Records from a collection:
:::::
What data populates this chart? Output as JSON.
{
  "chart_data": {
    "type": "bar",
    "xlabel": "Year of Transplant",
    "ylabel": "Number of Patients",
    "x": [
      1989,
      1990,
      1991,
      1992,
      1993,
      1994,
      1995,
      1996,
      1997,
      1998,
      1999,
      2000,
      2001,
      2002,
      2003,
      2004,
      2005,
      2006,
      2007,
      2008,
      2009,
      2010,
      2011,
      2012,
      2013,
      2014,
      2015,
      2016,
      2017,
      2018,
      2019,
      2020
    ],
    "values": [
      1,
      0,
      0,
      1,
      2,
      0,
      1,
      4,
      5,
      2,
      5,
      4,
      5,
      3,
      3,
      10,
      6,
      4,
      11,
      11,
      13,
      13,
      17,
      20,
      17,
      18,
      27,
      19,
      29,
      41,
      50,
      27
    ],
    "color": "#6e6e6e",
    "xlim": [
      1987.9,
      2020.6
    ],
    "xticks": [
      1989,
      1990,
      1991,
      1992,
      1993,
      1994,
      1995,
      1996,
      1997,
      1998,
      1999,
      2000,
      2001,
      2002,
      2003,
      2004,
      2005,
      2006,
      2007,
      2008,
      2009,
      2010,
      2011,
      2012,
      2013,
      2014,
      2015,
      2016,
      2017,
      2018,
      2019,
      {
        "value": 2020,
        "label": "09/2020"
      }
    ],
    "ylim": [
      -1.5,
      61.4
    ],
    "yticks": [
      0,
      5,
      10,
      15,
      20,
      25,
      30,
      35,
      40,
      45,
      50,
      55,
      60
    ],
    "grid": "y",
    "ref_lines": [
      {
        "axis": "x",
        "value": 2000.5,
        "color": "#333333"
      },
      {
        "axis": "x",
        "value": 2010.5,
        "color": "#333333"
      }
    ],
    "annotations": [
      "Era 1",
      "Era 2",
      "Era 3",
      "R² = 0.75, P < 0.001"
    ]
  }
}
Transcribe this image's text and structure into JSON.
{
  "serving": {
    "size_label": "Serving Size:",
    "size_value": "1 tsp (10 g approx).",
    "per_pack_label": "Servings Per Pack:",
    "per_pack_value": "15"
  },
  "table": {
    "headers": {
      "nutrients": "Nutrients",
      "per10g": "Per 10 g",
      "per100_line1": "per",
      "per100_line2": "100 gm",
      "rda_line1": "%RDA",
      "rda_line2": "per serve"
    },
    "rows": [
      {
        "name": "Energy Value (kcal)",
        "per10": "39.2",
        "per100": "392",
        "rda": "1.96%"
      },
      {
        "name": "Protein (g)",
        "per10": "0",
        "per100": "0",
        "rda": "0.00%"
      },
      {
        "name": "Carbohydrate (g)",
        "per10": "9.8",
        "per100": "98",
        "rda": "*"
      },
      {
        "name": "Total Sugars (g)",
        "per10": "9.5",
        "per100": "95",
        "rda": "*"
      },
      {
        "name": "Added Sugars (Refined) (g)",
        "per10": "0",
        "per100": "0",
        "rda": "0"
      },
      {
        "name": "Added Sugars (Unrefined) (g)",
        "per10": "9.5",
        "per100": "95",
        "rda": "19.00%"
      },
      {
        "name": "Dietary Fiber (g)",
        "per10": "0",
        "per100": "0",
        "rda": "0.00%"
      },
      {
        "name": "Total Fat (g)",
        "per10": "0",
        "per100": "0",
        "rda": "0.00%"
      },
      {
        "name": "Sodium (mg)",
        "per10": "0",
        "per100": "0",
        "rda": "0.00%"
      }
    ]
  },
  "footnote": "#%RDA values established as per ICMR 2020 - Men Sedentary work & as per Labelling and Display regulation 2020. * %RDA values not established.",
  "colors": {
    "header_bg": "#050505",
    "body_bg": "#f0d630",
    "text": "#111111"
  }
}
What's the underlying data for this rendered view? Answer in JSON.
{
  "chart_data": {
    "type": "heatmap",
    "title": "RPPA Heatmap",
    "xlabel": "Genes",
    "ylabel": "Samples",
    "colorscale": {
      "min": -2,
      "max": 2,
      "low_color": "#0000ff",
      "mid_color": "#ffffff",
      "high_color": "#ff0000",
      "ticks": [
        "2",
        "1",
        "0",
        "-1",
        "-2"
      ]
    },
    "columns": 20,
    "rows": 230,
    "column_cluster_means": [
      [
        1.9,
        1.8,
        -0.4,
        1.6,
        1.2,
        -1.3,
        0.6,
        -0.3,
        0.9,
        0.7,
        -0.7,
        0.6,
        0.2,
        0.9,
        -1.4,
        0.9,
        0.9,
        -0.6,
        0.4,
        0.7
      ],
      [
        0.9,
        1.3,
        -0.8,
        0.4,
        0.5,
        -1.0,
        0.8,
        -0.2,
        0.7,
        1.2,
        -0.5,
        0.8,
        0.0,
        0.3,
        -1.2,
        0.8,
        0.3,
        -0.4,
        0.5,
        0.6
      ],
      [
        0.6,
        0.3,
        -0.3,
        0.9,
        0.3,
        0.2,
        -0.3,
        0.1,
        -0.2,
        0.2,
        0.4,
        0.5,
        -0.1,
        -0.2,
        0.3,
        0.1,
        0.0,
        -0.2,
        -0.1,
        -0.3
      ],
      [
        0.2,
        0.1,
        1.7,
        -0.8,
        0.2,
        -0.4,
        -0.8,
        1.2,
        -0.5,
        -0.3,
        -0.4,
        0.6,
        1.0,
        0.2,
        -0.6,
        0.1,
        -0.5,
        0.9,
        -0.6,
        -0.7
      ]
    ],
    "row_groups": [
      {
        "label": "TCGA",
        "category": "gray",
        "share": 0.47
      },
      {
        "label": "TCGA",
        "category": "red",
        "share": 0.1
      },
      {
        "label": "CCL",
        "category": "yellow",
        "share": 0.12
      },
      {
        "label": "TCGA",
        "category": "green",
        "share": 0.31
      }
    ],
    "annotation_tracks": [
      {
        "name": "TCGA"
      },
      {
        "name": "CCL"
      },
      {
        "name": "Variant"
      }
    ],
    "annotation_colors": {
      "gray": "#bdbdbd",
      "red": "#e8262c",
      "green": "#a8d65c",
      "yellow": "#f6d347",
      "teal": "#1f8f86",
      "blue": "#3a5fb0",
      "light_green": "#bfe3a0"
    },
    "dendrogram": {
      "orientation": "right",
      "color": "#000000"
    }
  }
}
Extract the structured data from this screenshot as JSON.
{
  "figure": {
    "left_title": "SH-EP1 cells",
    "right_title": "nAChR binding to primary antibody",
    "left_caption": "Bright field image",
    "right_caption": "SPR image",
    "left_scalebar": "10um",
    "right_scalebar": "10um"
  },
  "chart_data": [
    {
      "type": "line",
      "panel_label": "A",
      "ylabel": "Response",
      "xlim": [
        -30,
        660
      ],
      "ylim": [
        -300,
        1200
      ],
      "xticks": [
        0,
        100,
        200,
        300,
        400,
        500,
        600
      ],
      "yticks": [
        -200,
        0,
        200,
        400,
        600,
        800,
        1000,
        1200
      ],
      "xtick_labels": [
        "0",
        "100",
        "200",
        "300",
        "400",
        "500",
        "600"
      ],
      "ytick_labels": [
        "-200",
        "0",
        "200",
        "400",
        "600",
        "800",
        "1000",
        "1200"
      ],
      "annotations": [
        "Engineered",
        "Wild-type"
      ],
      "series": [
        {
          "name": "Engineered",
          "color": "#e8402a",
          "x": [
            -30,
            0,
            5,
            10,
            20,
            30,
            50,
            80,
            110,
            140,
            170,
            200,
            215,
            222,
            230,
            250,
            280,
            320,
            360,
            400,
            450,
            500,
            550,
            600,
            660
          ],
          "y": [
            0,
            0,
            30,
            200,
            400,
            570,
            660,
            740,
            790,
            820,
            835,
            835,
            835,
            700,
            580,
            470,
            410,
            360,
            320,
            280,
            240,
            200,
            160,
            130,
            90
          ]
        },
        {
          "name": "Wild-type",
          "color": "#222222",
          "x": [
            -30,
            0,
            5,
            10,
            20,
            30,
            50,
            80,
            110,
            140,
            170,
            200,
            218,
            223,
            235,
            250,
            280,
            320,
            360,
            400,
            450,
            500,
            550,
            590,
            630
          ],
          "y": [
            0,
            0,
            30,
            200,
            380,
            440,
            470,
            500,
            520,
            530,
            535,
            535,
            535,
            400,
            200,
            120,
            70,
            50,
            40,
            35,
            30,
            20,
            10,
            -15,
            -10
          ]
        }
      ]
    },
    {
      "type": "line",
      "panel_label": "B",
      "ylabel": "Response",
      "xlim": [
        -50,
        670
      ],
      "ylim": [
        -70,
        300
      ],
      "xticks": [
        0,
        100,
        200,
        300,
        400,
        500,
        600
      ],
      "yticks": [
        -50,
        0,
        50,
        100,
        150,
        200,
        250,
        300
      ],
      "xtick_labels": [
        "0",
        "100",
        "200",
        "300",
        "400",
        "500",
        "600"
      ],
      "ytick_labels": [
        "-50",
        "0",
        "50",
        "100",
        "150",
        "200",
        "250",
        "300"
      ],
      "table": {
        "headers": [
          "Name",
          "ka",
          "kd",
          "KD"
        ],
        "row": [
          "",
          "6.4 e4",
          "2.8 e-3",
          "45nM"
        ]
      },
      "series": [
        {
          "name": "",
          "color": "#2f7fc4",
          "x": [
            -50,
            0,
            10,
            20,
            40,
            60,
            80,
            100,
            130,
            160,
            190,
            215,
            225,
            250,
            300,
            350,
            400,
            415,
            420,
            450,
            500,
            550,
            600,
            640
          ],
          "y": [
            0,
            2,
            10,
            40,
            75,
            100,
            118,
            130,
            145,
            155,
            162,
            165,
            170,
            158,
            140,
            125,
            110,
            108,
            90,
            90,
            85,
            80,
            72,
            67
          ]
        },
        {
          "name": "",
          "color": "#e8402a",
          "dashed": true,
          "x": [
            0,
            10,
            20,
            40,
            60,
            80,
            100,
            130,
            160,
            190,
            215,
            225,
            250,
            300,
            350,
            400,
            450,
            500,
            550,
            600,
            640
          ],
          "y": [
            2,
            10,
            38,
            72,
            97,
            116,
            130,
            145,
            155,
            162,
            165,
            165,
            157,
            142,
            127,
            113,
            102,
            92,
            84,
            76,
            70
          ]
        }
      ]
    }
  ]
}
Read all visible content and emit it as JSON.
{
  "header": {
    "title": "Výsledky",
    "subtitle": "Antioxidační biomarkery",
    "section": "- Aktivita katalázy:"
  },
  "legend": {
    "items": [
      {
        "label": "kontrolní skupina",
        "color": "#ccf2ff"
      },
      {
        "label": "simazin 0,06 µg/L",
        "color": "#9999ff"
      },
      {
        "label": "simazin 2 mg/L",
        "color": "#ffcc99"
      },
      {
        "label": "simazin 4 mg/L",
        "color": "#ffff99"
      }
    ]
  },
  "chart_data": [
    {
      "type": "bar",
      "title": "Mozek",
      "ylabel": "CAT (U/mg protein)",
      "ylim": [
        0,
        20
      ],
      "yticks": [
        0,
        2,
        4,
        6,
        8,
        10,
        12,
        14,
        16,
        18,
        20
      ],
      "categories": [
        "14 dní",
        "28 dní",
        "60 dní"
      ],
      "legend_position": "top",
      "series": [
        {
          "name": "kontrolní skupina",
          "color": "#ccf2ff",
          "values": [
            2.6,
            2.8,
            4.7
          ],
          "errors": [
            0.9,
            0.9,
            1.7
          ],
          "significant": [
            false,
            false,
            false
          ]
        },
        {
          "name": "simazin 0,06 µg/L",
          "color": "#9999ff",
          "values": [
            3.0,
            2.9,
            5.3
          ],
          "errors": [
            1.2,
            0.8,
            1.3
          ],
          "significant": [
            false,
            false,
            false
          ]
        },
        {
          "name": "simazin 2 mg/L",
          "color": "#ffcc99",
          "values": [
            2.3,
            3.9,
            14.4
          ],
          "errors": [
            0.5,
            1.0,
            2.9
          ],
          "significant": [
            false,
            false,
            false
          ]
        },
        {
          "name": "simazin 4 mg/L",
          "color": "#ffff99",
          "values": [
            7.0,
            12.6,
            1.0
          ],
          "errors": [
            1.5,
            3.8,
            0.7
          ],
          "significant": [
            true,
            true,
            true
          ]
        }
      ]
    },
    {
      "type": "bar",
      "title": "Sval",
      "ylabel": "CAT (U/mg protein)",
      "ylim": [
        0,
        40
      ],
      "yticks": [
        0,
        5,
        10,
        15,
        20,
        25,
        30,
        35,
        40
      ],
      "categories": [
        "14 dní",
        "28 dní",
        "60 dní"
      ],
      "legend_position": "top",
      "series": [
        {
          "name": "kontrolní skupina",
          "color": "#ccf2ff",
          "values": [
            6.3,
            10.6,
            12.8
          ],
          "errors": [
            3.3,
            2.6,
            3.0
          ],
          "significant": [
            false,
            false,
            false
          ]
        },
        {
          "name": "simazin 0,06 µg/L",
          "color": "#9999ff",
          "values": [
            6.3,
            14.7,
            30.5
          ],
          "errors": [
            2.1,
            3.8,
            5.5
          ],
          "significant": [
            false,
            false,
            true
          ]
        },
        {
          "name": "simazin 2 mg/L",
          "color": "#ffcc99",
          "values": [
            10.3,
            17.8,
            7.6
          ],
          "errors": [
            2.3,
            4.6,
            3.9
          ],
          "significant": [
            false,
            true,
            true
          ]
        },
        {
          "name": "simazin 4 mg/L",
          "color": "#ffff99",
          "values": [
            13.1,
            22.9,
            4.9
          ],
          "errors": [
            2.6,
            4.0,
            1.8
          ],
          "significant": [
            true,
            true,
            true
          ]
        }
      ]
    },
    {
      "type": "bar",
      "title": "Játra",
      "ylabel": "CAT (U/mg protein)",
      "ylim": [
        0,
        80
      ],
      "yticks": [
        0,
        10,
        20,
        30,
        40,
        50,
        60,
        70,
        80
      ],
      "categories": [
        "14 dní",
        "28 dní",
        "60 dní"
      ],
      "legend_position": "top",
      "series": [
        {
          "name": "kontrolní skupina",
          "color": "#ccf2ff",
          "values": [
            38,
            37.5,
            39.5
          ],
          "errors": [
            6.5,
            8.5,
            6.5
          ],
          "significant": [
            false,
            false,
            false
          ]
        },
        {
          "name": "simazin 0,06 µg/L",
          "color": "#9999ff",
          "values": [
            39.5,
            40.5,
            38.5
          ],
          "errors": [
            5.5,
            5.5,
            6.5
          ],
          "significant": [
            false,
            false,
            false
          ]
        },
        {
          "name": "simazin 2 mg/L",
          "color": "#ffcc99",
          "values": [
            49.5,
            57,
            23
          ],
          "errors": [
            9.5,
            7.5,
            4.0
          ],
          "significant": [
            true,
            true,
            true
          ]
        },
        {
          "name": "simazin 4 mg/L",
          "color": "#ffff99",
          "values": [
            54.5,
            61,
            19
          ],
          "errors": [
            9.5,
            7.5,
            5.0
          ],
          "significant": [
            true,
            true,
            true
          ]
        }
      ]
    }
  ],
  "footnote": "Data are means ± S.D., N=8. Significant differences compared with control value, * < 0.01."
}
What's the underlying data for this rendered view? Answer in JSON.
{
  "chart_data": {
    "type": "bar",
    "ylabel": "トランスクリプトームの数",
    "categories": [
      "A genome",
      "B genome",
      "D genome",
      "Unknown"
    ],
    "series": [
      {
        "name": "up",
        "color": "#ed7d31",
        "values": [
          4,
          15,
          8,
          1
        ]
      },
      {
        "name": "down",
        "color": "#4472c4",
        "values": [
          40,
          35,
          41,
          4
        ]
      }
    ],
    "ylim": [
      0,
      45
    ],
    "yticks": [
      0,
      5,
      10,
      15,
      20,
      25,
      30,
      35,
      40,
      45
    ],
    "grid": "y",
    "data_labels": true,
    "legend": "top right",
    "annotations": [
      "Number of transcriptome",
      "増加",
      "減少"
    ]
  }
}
:::::
EXERCISE:
Within the entries above, work out the number of lines that include the string "Added" and give only that.

REPLY TO THE TASK:
2